▶ PASSAGE PROVIDED

Sailors did five races on Saturday and five on Sunday. Racers earned points equivalent to their placing, and, after dropping their worst race, the sailor with the fewest amount of points would be declared the winner.

“Now with this younger group, we’re beginning to get the connection that we need to move the skills forward,” said Ginger Porter of the MYC. “I think it’s great. When I was a young person here, we used to race all the time and that’s something I would love to offer to the people again.”

Maeva Conroy, 16, from Yona, competed in the regatta. She started sailing six years ago, during a sailing summer camp.

“I sailed really well my first race, I was the first one across the finish line from Guam,” she said. “The second race, my boom fell off, so that delayed me and I got disqualified. I definitely learned a lot today. Our guests from Japan, they know a lot about sailing, certainly more than us.”

▶ WORK TO BE COMPLETED
Please reproduce the passage about the sailing regatta word for word, from "Sailors did five" to "sailing summer camp.".

▶ DATA EXTRACT

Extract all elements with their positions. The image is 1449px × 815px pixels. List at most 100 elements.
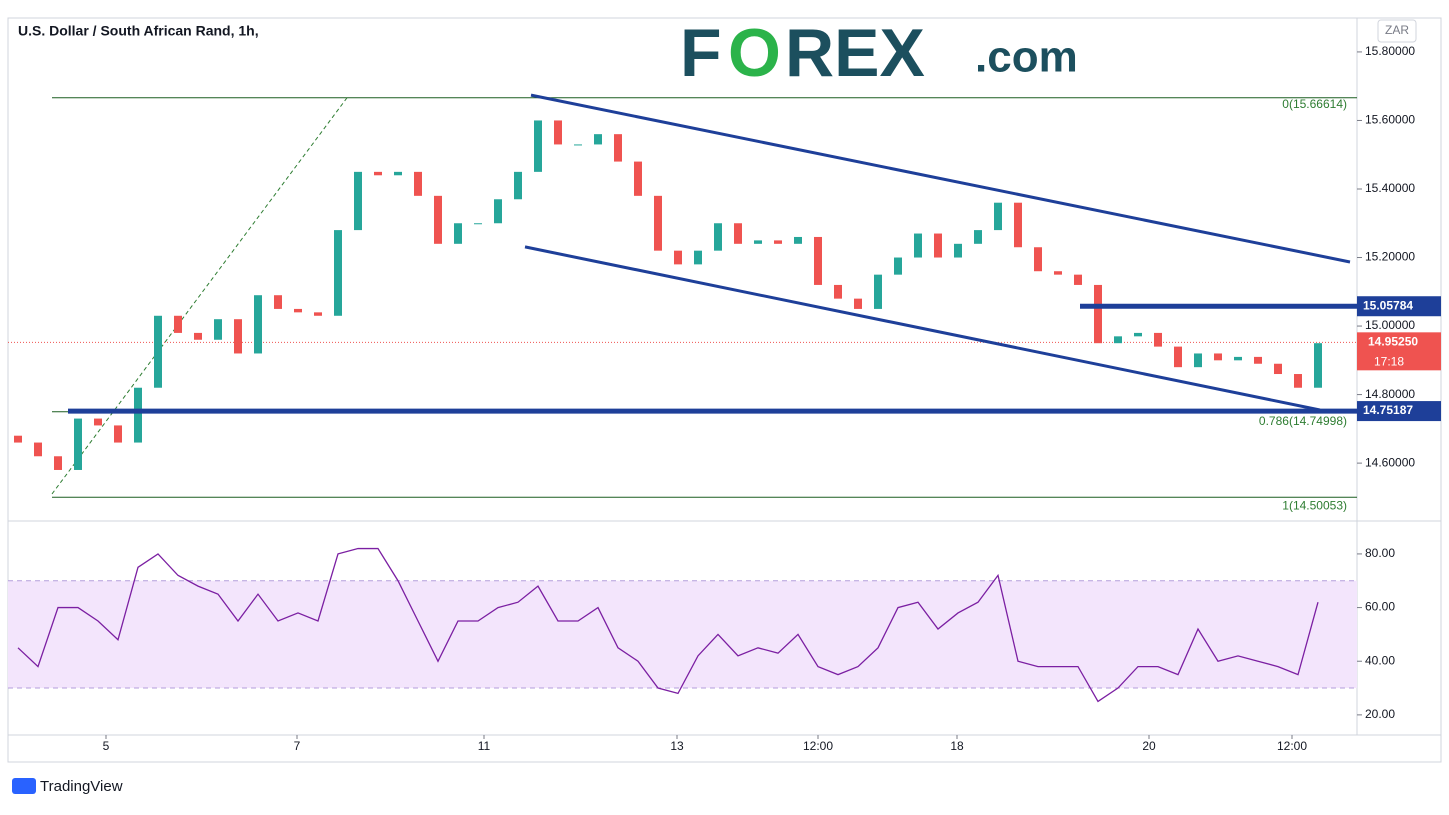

▶ SOLUTION TO THE PROBLEM
Sailors did five races on Saturday and five on Sunday. Racers earned points equivalent to their placing, and, after dropping their worst race, the sailor with the fewest amount of points would be declared the winner.

“Now with this younger group, we’re beginning to get the connection that we need to move the skills forward,” said Ginger Porter of the MYC. “I think it’s great. When I was a young person here, we used to race all the time and that’s something I would love to offer to the people again.”

Maeva Conroy, 16, from Yona, competed in the regatta. She started sailing six years ago, during a sailing summer camp.